▸ **WORK TO COMPLETE**
Repeat, exactly and in full, the lines of the listing below, but without any pictures.
=-=-=
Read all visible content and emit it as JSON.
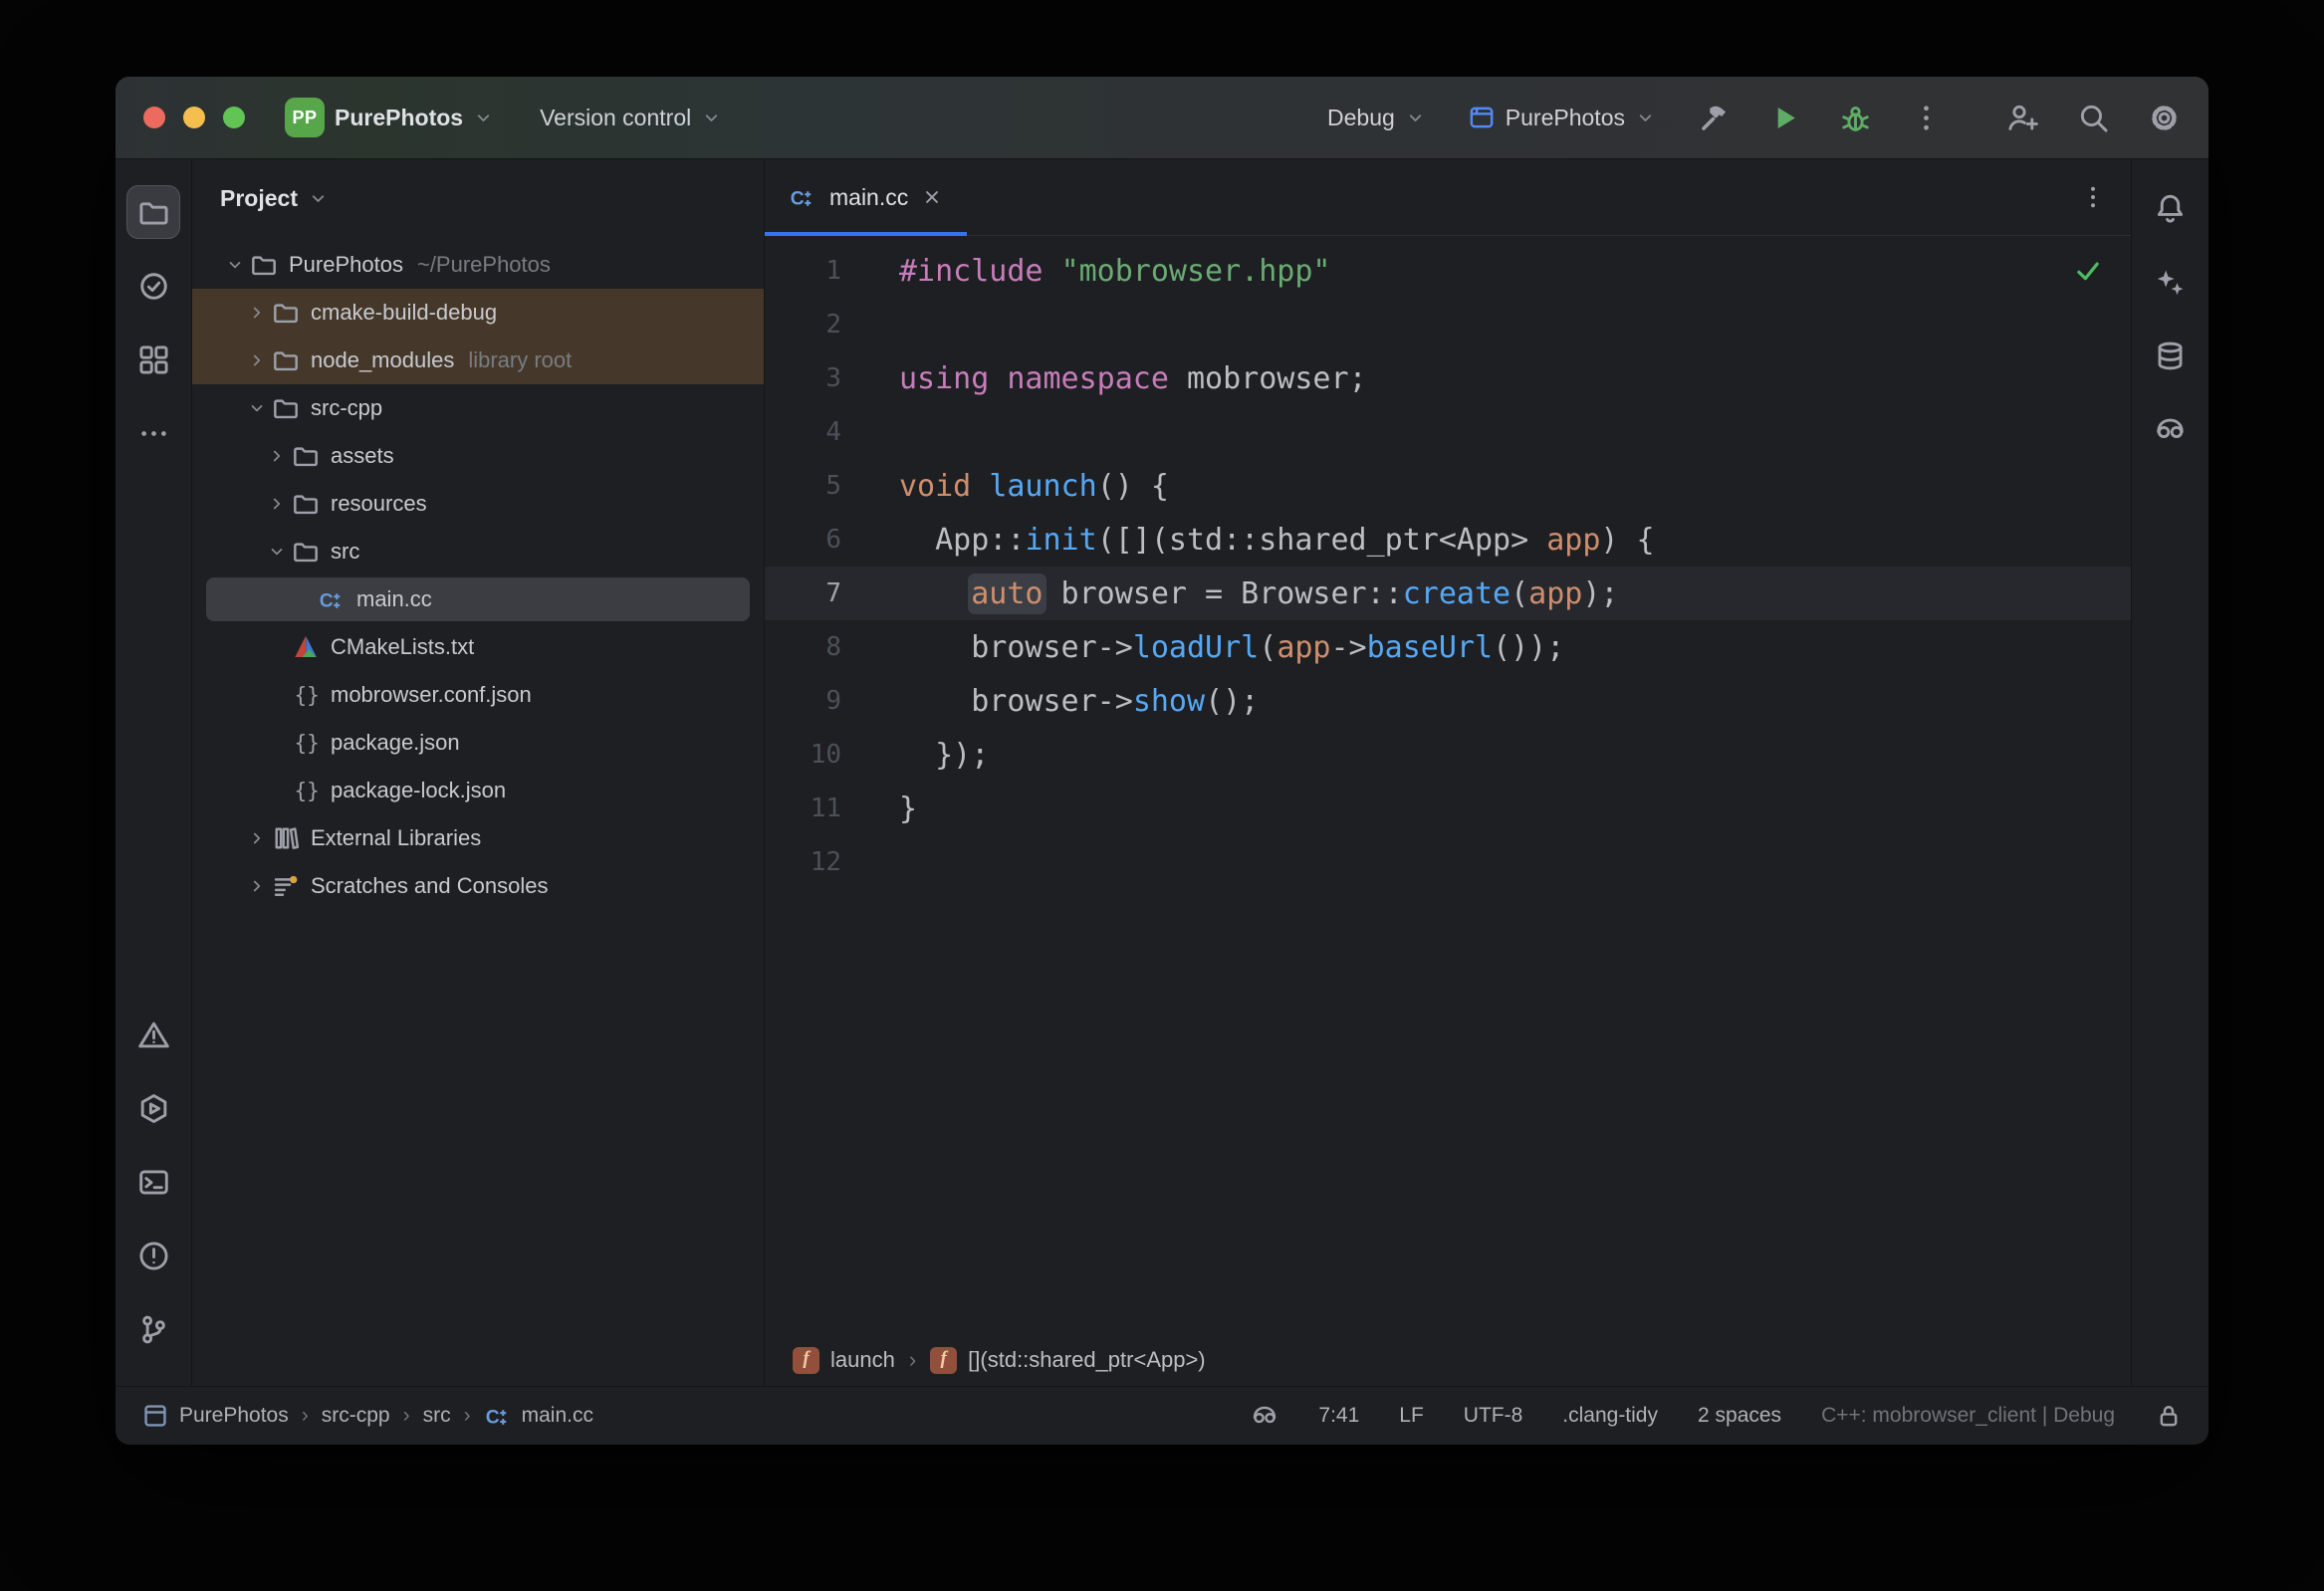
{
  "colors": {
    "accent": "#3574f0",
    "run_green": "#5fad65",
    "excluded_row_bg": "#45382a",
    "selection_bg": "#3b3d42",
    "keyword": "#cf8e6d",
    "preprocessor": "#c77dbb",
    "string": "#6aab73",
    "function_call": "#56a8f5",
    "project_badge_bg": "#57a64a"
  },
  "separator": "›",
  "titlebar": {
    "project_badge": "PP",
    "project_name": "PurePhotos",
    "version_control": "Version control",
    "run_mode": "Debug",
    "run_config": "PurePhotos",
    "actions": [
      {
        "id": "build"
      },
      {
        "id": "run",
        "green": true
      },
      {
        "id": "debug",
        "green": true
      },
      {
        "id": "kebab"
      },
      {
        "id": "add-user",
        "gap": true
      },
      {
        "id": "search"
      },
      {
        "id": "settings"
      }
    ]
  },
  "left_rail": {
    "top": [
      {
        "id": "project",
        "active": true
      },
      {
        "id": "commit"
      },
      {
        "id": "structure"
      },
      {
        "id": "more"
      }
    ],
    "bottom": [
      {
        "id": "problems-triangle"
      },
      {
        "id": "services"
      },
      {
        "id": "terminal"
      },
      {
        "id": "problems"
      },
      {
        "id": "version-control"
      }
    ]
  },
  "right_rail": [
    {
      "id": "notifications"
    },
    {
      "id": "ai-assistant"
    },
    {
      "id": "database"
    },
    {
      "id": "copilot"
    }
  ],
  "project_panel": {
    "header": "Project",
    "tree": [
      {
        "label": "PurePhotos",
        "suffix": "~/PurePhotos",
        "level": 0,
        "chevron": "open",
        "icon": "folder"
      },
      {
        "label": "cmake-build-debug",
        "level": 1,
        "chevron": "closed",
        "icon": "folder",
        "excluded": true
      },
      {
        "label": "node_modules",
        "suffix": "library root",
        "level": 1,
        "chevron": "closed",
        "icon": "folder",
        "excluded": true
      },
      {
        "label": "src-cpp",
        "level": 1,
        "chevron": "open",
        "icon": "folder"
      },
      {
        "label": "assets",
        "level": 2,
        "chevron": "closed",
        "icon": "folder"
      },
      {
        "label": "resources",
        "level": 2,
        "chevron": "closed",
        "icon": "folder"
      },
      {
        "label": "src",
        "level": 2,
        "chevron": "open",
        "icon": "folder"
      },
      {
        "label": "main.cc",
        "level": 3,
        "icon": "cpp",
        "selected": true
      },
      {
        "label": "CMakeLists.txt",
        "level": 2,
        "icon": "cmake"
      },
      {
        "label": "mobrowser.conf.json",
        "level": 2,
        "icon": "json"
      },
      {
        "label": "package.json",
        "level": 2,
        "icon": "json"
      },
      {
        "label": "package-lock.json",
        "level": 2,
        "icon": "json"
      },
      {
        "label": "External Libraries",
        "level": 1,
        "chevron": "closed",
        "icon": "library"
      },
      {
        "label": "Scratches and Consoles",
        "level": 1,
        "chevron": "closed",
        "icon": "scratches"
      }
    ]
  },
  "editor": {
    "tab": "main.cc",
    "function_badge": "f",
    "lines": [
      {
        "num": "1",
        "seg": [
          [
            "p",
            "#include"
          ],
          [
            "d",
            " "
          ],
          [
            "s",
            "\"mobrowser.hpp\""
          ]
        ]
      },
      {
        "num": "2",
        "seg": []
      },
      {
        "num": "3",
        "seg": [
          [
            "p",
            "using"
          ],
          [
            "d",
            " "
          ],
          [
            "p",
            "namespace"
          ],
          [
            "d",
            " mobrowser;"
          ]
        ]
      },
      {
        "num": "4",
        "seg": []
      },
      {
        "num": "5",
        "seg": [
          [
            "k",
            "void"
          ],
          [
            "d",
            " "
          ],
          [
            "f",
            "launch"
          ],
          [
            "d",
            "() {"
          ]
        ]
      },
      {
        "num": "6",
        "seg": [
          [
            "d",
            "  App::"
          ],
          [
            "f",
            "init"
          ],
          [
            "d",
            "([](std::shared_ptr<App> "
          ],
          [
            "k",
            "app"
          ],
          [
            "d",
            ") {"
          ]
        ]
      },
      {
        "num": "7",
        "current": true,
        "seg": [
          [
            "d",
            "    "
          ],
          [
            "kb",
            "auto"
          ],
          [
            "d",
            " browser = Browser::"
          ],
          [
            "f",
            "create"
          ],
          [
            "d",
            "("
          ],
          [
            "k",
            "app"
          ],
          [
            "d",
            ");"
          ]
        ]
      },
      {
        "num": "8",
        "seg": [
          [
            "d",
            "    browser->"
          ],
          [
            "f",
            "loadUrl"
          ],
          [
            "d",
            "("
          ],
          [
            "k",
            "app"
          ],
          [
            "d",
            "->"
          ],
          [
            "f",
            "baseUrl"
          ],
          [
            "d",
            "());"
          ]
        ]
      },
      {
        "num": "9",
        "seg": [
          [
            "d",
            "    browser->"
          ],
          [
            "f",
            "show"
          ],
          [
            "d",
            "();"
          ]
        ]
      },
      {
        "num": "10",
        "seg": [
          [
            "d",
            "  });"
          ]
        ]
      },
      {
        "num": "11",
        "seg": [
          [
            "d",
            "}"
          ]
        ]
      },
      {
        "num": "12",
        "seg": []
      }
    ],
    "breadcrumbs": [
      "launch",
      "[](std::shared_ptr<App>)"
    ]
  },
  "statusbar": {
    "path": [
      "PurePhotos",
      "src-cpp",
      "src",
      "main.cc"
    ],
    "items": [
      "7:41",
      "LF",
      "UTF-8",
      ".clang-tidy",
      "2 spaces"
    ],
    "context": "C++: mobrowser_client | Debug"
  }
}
=-=-=
▸ **THE RESPONSE**
Read all visible content and emit it as JSON.
{
  "colors": {
    "accent": "#3574f0",
    "run_green": "#5fad65",
    "excluded_row_bg": "#45382a",
    "selection_bg": "#3b3d42",
    "keyword": "#cf8e6d",
    "preprocessor": "#c77dbb",
    "string": "#6aab73",
    "function_call": "#56a8f5",
    "project_badge_bg": "#57a64a"
  },
  "separator": "›",
  "titlebar": {
    "project_badge": "PP",
    "project_name": "PurePhotos",
    "version_control": "Version control",
    "run_mode": "Debug",
    "run_config": "PurePhotos",
    "actions": [
      {
        "id": "build"
      },
      {
        "id": "run",
        "green": true
      },
      {
        "id": "debug",
        "green": true
      },
      {
        "id": "kebab"
      },
      {
        "id": "add-user",
        "gap": true
      },
      {
        "id": "search"
      },
      {
        "id": "settings"
      }
    ]
  },
  "left_rail": {
    "top": [
      {
        "id": "project",
        "active": true
      },
      {
        "id": "commit"
      },
      {
        "id": "structure"
      },
      {
        "id": "more"
      }
    ],
    "bottom": [
      {
        "id": "problems-triangle"
      },
      {
        "id": "services"
      },
      {
        "id": "terminal"
      },
      {
        "id": "problems"
      },
      {
        "id": "version-control"
      }
    ]
  },
  "right_rail": [
    {
      "id": "notifications"
    },
    {
      "id": "ai-assistant"
    },
    {
      "id": "database"
    },
    {
      "id": "copilot"
    }
  ],
  "project_panel": {
    "header": "Project",
    "tree": [
      {
        "label": "PurePhotos",
        "suffix": "~/PurePhotos",
        "level": 0,
        "chevron": "open",
        "icon": "folder"
      },
      {
        "label": "cmake-build-debug",
        "level": 1,
        "chevron": "closed",
        "icon": "folder",
        "excluded": true
      },
      {
        "label": "node_modules",
        "suffix": "library root",
        "level": 1,
        "chevron": "closed",
        "icon": "folder",
        "excluded": true
      },
      {
        "label": "src-cpp",
        "level": 1,
        "chevron": "open",
        "icon": "folder"
      },
      {
        "label": "assets",
        "level": 2,
        "chevron": "closed",
        "icon": "folder"
      },
      {
        "label": "resources",
        "level": 2,
        "chevron": "closed",
        "icon": "folder"
      },
      {
        "label": "src",
        "level": 2,
        "chevron": "open",
        "icon": "folder"
      },
      {
        "label": "main.cc",
        "level": 3,
        "icon": "cpp",
        "selected": true
      },
      {
        "label": "CMakeLists.txt",
        "level": 2,
        "icon": "cmake"
      },
      {
        "label": "mobrowser.conf.json",
        "level": 2,
        "icon": "json"
      },
      {
        "label": "package.json",
        "level": 2,
        "icon": "json"
      },
      {
        "label": "package-lock.json",
        "level": 2,
        "icon": "json"
      },
      {
        "label": "External Libraries",
        "level": 1,
        "chevron": "closed",
        "icon": "library"
      },
      {
        "label": "Scratches and Consoles",
        "level": 1,
        "chevron": "closed",
        "icon": "scratches"
      }
    ]
  },
  "editor": {
    "tab": "main.cc",
    "function_badge": "f",
    "lines": [
      {
        "num": "1",
        "seg": [
          [
            "p",
            "#include"
          ],
          [
            "d",
            " "
          ],
          [
            "s",
            "\"mobrowser.hpp\""
          ]
        ]
      },
      {
        "num": "2",
        "seg": []
      },
      {
        "num": "3",
        "seg": [
          [
            "p",
            "using"
          ],
          [
            "d",
            " "
          ],
          [
            "p",
            "namespace"
          ],
          [
            "d",
            " mobrowser;"
          ]
        ]
      },
      {
        "num": "4",
        "seg": []
      },
      {
        "num": "5",
        "seg": [
          [
            "k",
            "void"
          ],
          [
            "d",
            " "
          ],
          [
            "f",
            "launch"
          ],
          [
            "d",
            "() {"
          ]
        ]
      },
      {
        "num": "6",
        "seg": [
          [
            "d",
            "  App::"
          ],
          [
            "f",
            "init"
          ],
          [
            "d",
            "([](std::shared_ptr<App> "
          ],
          [
            "k",
            "app"
          ],
          [
            "d",
            ") {"
          ]
        ]
      },
      {
        "num": "7",
        "current": true,
        "seg": [
          [
            "d",
            "    "
          ],
          [
            "kb",
            "auto"
          ],
          [
            "d",
            " browser = Browser::"
          ],
          [
            "f",
            "create"
          ],
          [
            "d",
            "("
          ],
          [
            "k",
            "app"
          ],
          [
            "d",
            ");"
          ]
        ]
      },
      {
        "num": "8",
        "seg": [
          [
            "d",
            "    browser->"
          ],
          [
            "f",
            "loadUrl"
          ],
          [
            "d",
            "("
          ],
          [
            "k",
            "app"
          ],
          [
            "d",
            "->"
          ],
          [
            "f",
            "baseUrl"
          ],
          [
            "d",
            "());"
          ]
        ]
      },
      {
        "num": "9",
        "seg": [
          [
            "d",
            "    browser->"
          ],
          [
            "f",
            "show"
          ],
          [
            "d",
            "();"
          ]
        ]
      },
      {
        "num": "10",
        "seg": [
          [
            "d",
            "  });"
          ]
        ]
      },
      {
        "num": "11",
        "seg": [
          [
            "d",
            "}"
          ]
        ]
      },
      {
        "num": "12",
        "seg": []
      }
    ],
    "breadcrumbs": [
      "launch",
      "[](std::shared_ptr<App>)"
    ]
  },
  "statusbar": {
    "path": [
      "PurePhotos",
      "src-cpp",
      "src",
      "main.cc"
    ],
    "items": [
      "7:41",
      "LF",
      "UTF-8",
      ".clang-tidy",
      "2 spaces"
    ],
    "context": "C++: mobrowser_client | Debug"
  }
}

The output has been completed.